[Extracted data entries]
━━━━

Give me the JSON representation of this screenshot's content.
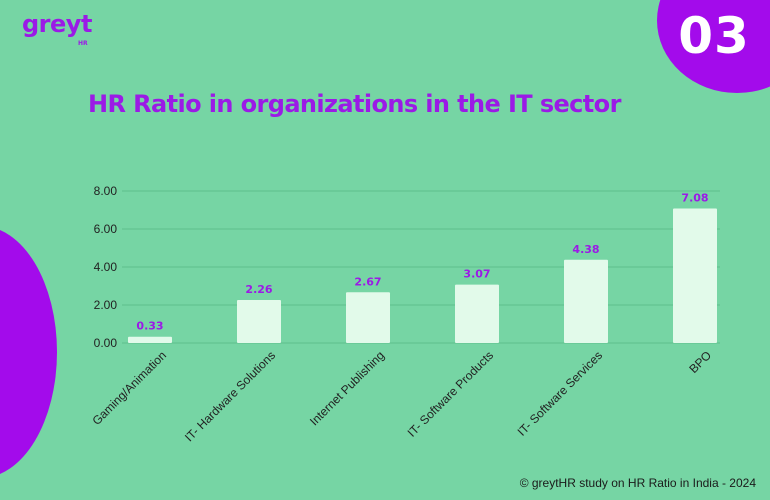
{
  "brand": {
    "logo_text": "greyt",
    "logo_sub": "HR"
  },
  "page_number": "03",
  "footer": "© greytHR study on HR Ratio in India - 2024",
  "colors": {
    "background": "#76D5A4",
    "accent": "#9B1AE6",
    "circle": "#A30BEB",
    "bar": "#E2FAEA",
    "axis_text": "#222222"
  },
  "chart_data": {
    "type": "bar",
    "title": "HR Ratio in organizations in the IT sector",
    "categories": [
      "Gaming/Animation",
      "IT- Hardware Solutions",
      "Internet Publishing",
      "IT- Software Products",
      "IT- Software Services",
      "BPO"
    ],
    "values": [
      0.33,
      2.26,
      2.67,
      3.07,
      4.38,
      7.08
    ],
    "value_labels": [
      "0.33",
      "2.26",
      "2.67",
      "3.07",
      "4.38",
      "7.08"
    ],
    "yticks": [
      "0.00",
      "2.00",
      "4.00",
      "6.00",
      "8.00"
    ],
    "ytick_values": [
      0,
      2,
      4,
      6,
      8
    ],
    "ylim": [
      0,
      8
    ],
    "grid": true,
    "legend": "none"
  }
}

━━━━

TASK DIRECTIONS: Where a line of the material above holds the string "Ratio", copy that line.

THE OUTPUT:
  "footer": "© greytHR study on HR Ratio in India - 2024",
    "title": "HR Ratio in organizations in the IT sector",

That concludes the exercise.